Repeat the full listing, word for word.

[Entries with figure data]
────────────────────

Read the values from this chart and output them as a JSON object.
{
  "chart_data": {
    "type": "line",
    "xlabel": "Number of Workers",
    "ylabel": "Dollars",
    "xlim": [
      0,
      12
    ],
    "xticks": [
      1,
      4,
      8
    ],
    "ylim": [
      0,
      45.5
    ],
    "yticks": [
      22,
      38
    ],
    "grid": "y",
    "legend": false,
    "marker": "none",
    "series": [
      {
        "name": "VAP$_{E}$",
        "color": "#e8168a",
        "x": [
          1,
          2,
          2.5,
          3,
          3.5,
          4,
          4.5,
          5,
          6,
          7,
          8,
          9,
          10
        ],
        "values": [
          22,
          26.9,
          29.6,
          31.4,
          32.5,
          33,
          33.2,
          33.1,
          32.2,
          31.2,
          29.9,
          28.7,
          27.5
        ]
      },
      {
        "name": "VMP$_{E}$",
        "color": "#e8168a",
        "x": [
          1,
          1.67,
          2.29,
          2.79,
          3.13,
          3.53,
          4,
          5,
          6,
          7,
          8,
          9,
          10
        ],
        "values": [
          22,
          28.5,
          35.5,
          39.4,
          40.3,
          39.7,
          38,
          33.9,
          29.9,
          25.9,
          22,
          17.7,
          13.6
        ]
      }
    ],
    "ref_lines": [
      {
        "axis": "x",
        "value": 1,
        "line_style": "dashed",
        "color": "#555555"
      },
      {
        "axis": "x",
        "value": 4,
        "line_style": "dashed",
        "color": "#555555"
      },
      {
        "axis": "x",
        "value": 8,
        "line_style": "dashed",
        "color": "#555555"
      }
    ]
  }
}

────────────────────

**Written reply:**
Read the values from this chart and output them as a JSON object.
{
  "chart_data": {
    "type": "line",
    "xlabel": "Number of Workers",
    "ylabel": "Dollars",
    "xlim": [
      0,
      12
    ],
    "xticks": [
      1,
      4,
      8
    ],
    "ylim": [
      0,
      45.5
    ],
    "yticks": [
      22,
      38
    ],
    "grid": "y",
    "legend": false,
    "marker": "none",
    "series": [
      {
        "name": "VAP$_{E}$",
        "color": "#e8168a",
        "x": [
          1,
          2,
          2.5,
          3,
          3.5,
          4,
          4.5,
          5,
          6,
          7,
          8,
          9,
          10
        ],
        "values": [
          22,
          26.9,
          29.6,
          31.4,
          32.5,
          33,
          33.2,
          33.1,
          32.2,
          31.2,
          29.9,
          28.7,
          27.5
        ]
      },
      {
        "name": "VMP$_{E}$",
        "color": "#e8168a",
        "x": [
          1,
          1.67,
          2.29,
          2.79,
          3.13,
          3.53,
          4,
          5,
          6,
          7,
          8,
          9,
          10
        ],
        "values": [
          22,
          28.5,
          35.5,
          39.4,
          40.3,
          39.7,
          38,
          33.9,
          29.9,
          25.9,
          22,
          17.7,
          13.6
        ]
      }
    ],
    "ref_lines": [
      {
        "axis": "x",
        "value": 1,
        "line_style": "dashed",
        "color": "#555555"
      },
      {
        "axis": "x",
        "value": 4,
        "line_style": "dashed",
        "color": "#555555"
      },
      {
        "axis": "x",
        "value": 8,
        "line_style": "dashed",
        "color": "#555555"
      }
    ]
  }
}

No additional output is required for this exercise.